■ Information shown
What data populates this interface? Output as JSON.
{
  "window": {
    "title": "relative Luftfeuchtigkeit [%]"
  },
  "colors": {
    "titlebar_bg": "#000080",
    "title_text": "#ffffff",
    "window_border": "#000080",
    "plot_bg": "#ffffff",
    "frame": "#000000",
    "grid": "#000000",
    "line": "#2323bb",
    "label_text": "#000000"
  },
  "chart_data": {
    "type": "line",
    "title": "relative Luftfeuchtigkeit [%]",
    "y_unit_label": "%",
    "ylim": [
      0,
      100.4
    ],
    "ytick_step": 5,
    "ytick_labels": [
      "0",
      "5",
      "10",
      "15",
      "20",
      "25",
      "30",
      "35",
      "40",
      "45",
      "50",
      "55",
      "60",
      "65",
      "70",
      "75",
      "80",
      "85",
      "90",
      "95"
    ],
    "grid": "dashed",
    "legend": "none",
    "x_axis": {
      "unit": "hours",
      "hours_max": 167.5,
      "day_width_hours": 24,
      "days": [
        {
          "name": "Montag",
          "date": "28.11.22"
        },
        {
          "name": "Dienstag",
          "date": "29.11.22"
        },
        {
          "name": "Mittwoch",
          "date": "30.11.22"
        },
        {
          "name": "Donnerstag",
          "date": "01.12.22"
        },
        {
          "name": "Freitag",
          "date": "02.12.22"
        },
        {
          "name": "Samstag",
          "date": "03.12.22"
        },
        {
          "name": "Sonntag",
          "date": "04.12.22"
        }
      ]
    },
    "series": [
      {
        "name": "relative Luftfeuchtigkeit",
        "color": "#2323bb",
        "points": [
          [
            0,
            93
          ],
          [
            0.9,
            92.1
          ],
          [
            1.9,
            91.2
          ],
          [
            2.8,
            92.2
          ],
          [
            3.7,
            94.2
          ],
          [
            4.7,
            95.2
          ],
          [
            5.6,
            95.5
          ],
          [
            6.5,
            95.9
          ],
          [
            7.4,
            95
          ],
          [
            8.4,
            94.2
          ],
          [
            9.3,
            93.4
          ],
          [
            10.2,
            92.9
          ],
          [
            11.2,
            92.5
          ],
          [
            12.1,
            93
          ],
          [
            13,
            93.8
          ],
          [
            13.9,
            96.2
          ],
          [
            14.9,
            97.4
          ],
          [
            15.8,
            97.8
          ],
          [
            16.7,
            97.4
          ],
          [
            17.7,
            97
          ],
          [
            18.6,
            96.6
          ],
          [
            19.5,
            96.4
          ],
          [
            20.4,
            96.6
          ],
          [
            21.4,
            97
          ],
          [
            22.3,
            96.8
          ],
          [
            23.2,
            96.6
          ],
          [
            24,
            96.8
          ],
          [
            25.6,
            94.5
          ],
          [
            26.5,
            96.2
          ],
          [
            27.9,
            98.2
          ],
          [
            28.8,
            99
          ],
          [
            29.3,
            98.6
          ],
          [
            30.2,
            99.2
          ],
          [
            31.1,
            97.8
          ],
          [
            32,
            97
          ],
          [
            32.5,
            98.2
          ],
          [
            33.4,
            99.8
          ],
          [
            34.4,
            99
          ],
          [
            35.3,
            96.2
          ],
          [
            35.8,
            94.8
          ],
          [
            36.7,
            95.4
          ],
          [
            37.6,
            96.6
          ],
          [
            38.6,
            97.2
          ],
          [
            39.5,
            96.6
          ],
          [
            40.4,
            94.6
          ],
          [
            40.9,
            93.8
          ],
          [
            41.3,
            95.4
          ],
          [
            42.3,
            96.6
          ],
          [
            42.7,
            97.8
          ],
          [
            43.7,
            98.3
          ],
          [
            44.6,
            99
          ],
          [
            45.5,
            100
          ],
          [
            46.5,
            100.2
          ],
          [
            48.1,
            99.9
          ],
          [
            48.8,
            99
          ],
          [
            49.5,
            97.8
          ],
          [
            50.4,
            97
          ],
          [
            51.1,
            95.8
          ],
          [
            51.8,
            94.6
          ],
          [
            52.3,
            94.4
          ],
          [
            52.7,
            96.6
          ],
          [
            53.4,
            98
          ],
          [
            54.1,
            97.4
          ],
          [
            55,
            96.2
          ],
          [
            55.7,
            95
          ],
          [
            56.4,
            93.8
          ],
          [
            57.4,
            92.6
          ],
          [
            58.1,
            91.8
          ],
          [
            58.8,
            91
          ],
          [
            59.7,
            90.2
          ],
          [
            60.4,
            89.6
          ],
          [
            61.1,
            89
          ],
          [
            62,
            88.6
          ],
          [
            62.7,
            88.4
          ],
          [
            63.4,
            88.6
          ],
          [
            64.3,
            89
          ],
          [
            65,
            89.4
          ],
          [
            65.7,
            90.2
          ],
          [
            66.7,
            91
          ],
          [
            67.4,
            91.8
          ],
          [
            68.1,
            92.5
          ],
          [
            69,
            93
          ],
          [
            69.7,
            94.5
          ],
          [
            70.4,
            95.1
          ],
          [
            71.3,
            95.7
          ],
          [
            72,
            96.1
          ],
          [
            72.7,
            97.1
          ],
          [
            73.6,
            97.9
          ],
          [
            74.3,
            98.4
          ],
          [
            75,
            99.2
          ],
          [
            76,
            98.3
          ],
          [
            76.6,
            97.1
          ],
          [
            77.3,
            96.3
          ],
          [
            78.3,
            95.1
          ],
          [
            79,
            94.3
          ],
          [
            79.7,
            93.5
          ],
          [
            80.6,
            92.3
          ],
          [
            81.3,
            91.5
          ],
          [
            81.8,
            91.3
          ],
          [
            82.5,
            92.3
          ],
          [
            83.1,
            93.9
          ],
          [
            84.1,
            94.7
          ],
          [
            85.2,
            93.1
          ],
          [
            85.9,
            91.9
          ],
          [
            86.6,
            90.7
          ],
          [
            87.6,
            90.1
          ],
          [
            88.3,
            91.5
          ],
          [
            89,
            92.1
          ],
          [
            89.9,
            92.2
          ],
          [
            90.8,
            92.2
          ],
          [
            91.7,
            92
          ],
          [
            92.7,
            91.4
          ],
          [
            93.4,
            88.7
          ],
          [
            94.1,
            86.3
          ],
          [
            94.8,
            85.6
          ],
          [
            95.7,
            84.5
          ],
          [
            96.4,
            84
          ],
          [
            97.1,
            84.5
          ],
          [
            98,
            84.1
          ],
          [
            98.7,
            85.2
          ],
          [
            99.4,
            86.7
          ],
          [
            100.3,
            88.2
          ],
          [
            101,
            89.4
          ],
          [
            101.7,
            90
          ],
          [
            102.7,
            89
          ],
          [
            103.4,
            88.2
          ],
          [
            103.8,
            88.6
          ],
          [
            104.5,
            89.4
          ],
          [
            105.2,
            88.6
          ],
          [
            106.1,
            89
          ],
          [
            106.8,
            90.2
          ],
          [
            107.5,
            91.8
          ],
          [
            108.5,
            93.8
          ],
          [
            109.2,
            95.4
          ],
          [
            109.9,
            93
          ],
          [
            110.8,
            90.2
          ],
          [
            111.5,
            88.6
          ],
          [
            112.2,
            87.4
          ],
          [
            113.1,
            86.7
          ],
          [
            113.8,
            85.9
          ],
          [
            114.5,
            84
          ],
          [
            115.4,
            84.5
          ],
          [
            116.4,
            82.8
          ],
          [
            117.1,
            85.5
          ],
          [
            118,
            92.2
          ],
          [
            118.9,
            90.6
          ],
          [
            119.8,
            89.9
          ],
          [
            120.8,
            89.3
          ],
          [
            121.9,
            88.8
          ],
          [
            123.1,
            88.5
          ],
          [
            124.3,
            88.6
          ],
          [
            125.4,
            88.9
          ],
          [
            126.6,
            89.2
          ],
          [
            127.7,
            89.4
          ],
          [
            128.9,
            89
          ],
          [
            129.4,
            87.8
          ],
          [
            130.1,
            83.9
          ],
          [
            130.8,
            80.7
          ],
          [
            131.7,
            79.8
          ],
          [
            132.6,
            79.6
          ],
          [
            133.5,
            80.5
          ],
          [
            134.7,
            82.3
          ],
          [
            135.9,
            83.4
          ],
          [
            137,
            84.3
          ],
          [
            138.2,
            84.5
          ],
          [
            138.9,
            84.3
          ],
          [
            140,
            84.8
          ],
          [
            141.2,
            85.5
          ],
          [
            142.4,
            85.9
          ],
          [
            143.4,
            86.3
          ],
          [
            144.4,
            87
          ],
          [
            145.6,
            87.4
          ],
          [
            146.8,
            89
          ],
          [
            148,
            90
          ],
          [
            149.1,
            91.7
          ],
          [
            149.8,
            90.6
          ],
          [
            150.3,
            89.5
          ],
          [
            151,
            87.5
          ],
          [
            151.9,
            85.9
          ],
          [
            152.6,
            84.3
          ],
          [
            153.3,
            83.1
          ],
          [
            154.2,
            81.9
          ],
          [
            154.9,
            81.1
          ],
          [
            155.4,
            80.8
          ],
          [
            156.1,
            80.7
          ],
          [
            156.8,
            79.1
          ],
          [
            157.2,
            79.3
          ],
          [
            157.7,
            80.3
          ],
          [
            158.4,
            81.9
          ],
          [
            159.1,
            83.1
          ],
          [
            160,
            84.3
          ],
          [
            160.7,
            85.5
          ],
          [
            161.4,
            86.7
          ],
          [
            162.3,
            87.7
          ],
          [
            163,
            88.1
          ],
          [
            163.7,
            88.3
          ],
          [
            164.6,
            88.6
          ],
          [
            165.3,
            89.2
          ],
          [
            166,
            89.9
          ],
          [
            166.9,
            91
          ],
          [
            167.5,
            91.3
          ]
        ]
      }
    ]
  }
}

■ Task details
Give only the count of lines in the data that include the string "name".

■ Right answer
8